== Aim ==
Each entry below is to be extracted exactly.

== Source data ==
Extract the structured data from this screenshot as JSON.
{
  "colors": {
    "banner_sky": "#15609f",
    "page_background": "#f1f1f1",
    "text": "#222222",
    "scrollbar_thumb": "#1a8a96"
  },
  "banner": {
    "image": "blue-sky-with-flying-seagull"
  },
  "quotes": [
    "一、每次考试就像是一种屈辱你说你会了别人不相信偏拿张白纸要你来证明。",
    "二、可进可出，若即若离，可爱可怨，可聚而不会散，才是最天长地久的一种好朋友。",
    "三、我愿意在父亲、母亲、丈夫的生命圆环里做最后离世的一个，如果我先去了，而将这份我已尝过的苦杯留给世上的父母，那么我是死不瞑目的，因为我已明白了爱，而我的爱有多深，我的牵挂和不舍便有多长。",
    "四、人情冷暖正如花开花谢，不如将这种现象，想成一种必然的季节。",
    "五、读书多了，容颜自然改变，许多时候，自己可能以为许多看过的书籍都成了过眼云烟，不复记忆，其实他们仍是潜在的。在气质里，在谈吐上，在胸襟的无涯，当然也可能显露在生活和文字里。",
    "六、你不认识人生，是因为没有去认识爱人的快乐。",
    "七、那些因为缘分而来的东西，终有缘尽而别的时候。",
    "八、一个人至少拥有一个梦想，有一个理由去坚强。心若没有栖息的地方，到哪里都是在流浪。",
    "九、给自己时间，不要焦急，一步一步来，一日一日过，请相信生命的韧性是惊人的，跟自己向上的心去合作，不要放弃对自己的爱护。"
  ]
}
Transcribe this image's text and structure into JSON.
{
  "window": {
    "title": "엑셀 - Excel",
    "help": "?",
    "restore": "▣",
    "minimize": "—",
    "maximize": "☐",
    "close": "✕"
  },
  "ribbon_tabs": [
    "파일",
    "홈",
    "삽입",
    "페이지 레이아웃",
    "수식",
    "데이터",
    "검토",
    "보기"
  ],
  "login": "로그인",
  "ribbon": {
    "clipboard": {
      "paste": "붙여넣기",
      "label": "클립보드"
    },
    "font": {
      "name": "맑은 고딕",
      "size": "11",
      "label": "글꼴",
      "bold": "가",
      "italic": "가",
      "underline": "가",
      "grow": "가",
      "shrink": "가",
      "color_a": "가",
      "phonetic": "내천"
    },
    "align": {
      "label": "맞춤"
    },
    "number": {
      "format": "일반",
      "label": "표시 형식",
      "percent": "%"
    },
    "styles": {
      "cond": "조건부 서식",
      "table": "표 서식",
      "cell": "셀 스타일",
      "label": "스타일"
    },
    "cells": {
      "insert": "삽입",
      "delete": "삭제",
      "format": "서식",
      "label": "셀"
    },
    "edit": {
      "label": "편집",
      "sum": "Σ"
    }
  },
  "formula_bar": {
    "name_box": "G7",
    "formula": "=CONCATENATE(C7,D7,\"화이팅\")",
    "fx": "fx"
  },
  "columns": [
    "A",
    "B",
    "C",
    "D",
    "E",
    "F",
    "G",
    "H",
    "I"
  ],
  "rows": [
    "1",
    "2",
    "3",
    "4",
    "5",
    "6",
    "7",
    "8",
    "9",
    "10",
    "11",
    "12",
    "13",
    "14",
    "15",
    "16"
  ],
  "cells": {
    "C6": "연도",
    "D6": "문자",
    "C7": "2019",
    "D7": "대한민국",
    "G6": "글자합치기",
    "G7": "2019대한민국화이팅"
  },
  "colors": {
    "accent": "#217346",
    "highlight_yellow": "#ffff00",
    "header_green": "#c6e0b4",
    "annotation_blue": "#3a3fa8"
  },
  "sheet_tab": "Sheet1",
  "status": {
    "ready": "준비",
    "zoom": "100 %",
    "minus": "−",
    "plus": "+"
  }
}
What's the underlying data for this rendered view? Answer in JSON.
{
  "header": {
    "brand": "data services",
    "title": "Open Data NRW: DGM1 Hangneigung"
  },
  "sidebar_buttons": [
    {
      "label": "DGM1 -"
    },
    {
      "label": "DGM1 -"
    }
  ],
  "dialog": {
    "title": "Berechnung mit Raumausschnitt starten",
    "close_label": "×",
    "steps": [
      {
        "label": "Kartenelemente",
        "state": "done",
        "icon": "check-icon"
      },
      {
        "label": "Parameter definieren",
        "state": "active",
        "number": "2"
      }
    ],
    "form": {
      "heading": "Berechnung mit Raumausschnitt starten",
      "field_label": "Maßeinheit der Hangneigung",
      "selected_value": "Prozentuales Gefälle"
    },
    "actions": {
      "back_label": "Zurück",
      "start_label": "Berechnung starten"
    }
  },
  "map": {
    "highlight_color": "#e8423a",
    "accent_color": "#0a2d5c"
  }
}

== Reply to the task ==
Extract the structured data from this screenshot as JSON.
{
  "colors": {
    "banner_sky": "#15609f",
    "page_background": "#f1f1f1",
    "text": "#222222",
    "scrollbar_thumb": "#1a8a96"
  },
  "banner": {
    "image": "blue-sky-with-flying-seagull"
  },
  "quotes": [
    "一、每次考试就像是一种屈辱你说你会了别人不相信偏拿张白纸要你来证明。",
    "二、可进可出，若即若离，可爱可怨，可聚而不会散，才是最天长地久的一种好朋友。",
    "三、我愿意在父亲、母亲、丈夫的生命圆环里做最后离世的一个，如果我先去了，而将这份我已尝过的苦杯留给世上的父母，那么我是死不瞑目的，因为我已明白了爱，而我的爱有多深，我的牵挂和不舍便有多长。",
    "四、人情冷暖正如花开花谢，不如将这种现象，想成一种必然的季节。",
    "五、读书多了，容颜自然改变，许多时候，自己可能以为许多看过的书籍都成了过眼云烟，不复记忆，其实他们仍是潜在的。在气质里，在谈吐上，在胸襟的无涯，当然也可能显露在生活和文字里。",
    "六、你不认识人生，是因为没有去认识爱人的快乐。",
    "七、那些因为缘分而来的东西，终有缘尽而别的时候。",
    "八、一个人至少拥有一个梦想，有一个理由去坚强。心若没有栖息的地方，到哪里都是在流浪。",
    "九、给自己时间，不要焦急，一步一步来，一日一日过，请相信生命的韧性是惊人的，跟自己向上的心去合作，不要放弃对自己的爱护。"
  ]
}
Transcribe this image's text and structure into JSON.
{
  "window": {
    "title": "엑셀 - Excel",
    "help": "?",
    "restore": "▣",
    "minimize": "—",
    "maximize": "☐",
    "close": "✕"
  },
  "ribbon_tabs": [
    "파일",
    "홈",
    "삽입",
    "페이지 레이아웃",
    "수식",
    "데이터",
    "검토",
    "보기"
  ],
  "login": "로그인",
  "ribbon": {
    "clipboard": {
      "paste": "붙여넣기",
      "label": "클립보드"
    },
    "font": {
      "name": "맑은 고딕",
      "size": "11",
      "label": "글꼴",
      "bold": "가",
      "italic": "가",
      "underline": "가",
      "grow": "가",
      "shrink": "가",
      "color_a": "가",
      "phonetic": "내천"
    },
    "align": {
      "label": "맞춤"
    },
    "number": {
      "format": "일반",
      "label": "표시 형식",
      "percent": "%"
    },
    "styles": {
      "cond": "조건부 서식",
      "table": "표 서식",
      "cell": "셀 스타일",
      "label": "스타일"
    },
    "cells": {
      "insert": "삽입",
      "delete": "삭제",
      "format": "서식",
      "label": "셀"
    },
    "edit": {
      "label": "편집",
      "sum": "Σ"
    }
  },
  "formula_bar": {
    "name_box": "G7",
    "formula": "=CONCATENATE(C7,D7,\"화이팅\")",
    "fx": "fx"
  },
  "columns": [
    "A",
    "B",
    "C",
    "D",
    "E",
    "F",
    "G",
    "H",
    "I"
  ],
  "rows": [
    "1",
    "2",
    "3",
    "4",
    "5",
    "6",
    "7",
    "8",
    "9",
    "10",
    "11",
    "12",
    "13",
    "14",
    "15",
    "16"
  ],
  "cells": {
    "C6": "연도",
    "D6": "문자",
    "C7": "2019",
    "D7": "대한민국",
    "G6": "글자합치기",
    "G7": "2019대한민국화이팅"
  },
  "colors": {
    "accent": "#217346",
    "highlight_yellow": "#ffff00",
    "header_green": "#c6e0b4",
    "annotation_blue": "#3a3fa8"
  },
  "sheet_tab": "Sheet1",
  "status": {
    "ready": "준비",
    "zoom": "100 %",
    "minus": "−",
    "plus": "+"
  }
}
What's the underlying data for this rendered view? Answer in JSON.
{
  "header": {
    "brand": "data services",
    "title": "Open Data NRW: DGM1 Hangneigung"
  },
  "sidebar_buttons": [
    {
      "label": "DGM1 -"
    },
    {
      "label": "DGM1 -"
    }
  ],
  "dialog": {
    "title": "Berechnung mit Raumausschnitt starten",
    "close_label": "×",
    "steps": [
      {
        "label": "Kartenelemente",
        "state": "done",
        "icon": "check-icon"
      },
      {
        "label": "Parameter definieren",
        "state": "active",
        "number": "2"
      }
    ],
    "form": {
      "heading": "Berechnung mit Raumausschnitt starten",
      "field_label": "Maßeinheit der Hangneigung",
      "selected_value": "Prozentuales Gefälle"
    },
    "actions": {
      "back_label": "Zurück",
      "start_label": "Berechnung starten"
    }
  },
  "map": {
    "highlight_color": "#e8423a",
    "accent_color": "#0a2d5c"
  }
}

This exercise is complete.